RECORDS TO PROCESS:
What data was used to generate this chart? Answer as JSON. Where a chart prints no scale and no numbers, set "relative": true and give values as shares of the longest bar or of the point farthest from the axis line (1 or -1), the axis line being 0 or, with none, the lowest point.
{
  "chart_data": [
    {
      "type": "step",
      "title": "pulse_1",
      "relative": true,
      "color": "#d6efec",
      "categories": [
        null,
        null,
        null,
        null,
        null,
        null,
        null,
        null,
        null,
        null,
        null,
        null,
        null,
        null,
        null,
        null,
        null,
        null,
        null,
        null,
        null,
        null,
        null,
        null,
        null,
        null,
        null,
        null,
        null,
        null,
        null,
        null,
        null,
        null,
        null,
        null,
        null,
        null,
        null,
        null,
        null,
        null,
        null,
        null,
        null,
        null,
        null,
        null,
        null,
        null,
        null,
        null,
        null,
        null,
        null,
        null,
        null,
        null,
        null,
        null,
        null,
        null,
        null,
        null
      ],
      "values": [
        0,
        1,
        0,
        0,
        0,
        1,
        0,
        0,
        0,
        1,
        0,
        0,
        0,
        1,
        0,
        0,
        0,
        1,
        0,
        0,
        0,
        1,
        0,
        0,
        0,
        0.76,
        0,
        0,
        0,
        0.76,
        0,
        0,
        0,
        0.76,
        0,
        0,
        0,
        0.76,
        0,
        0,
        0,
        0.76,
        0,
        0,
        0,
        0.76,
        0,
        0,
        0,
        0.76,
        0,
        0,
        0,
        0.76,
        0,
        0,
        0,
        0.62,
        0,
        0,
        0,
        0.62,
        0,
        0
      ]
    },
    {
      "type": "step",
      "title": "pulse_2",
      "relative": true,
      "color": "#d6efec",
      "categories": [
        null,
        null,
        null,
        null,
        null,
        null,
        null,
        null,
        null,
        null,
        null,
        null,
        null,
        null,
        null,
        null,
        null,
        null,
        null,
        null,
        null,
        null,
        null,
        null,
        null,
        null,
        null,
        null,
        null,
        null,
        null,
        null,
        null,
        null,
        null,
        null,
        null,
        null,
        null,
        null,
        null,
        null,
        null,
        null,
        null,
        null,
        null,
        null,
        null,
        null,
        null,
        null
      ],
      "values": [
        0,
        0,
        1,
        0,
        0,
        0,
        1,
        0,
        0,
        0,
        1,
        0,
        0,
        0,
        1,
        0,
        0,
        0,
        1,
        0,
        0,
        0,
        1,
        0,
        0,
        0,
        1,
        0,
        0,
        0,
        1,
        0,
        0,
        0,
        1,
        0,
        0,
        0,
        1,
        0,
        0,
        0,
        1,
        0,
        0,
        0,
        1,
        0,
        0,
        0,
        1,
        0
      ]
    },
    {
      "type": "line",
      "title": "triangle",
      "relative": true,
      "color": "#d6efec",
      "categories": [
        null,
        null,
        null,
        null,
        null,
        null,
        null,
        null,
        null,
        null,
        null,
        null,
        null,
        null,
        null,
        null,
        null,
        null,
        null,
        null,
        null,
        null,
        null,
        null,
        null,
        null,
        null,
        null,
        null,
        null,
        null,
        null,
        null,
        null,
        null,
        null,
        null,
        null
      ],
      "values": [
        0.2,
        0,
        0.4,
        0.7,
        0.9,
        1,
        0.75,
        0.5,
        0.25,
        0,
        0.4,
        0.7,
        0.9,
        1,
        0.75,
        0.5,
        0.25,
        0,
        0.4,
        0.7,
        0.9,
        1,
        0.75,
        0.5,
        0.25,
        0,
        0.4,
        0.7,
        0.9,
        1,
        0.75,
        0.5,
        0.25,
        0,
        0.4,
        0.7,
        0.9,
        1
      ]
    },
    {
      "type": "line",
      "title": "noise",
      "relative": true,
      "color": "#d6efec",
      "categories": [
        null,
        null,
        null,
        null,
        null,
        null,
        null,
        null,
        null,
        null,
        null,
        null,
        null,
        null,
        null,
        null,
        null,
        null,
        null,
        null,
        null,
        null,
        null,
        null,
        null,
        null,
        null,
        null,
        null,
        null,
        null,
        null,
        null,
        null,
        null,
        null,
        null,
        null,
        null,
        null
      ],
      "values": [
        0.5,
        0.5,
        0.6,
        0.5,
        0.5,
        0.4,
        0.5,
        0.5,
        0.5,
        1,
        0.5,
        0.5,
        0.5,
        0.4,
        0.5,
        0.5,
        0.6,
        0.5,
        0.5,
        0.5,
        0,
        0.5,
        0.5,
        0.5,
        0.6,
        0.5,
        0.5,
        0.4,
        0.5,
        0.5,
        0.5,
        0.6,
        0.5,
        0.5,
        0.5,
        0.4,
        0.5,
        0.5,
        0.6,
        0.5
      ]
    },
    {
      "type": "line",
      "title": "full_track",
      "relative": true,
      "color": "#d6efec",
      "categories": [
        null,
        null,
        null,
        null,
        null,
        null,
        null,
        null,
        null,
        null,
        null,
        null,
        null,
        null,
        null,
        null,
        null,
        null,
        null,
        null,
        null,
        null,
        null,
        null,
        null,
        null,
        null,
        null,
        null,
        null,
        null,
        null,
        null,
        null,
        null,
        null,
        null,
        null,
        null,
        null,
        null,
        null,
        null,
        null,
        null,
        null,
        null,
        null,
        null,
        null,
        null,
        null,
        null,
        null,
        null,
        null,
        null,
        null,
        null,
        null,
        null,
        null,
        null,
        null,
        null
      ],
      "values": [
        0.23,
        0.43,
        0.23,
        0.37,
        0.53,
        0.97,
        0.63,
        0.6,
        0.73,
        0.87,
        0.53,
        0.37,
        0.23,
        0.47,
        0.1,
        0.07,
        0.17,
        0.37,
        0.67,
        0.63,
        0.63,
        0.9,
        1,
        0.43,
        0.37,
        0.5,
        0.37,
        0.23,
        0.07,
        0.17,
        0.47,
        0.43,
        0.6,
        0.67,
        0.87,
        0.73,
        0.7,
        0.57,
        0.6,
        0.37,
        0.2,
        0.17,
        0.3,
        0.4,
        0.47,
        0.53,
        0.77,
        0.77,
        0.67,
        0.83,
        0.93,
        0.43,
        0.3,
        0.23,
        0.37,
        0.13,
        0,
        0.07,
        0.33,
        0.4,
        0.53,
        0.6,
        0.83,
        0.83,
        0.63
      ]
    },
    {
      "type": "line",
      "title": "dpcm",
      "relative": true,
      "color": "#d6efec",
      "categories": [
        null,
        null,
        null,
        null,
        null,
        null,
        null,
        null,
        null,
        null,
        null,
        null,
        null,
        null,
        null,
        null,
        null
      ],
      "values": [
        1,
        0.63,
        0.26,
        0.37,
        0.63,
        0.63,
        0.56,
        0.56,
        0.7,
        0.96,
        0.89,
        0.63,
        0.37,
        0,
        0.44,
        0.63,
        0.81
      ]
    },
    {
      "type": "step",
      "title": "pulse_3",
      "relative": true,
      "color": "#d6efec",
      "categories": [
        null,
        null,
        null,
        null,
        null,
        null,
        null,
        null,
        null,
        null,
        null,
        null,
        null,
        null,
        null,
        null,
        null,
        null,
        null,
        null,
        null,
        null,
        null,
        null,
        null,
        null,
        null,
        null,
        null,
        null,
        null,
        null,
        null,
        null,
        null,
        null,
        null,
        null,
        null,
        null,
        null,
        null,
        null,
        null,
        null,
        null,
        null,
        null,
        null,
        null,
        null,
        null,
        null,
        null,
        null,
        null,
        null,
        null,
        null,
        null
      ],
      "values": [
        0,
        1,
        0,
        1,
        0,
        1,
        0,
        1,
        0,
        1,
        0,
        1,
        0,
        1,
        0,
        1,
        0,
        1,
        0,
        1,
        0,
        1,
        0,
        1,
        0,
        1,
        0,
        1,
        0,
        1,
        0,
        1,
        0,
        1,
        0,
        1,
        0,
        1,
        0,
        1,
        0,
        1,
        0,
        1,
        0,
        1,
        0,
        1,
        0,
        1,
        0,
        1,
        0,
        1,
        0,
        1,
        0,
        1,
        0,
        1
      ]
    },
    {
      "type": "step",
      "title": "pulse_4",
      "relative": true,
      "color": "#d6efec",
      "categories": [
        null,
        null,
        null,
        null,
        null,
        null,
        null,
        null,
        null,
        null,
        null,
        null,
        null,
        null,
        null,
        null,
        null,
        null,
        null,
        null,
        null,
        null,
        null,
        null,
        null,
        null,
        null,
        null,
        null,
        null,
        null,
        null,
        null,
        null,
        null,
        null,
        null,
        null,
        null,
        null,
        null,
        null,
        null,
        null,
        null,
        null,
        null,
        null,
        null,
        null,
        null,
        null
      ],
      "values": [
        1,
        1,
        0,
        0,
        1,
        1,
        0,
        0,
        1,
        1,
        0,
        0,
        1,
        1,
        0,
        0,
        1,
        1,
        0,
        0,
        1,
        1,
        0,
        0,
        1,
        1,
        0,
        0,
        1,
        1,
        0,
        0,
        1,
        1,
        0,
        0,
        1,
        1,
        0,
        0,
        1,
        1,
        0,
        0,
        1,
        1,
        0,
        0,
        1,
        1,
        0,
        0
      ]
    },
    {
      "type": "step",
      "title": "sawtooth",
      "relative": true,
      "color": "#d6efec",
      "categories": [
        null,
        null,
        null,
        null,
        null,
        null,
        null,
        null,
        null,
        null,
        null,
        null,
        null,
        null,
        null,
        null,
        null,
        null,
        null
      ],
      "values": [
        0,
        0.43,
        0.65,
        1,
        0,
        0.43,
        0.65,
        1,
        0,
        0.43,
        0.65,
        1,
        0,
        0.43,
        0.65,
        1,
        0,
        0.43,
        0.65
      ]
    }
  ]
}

WHAT YOU WILL DO:
From the records above, pull out every line containing the word "title".

EXERCISE RESPONSE:
      "title": "pulse_1",
      "title": "pulse_2",
      "title": "triangle",
      "title": "noise",
      "title": "full_track",
      "title": "dpcm",
      "title": "pulse_3",
      "title": "pulse_4",
      "title": "sawtooth",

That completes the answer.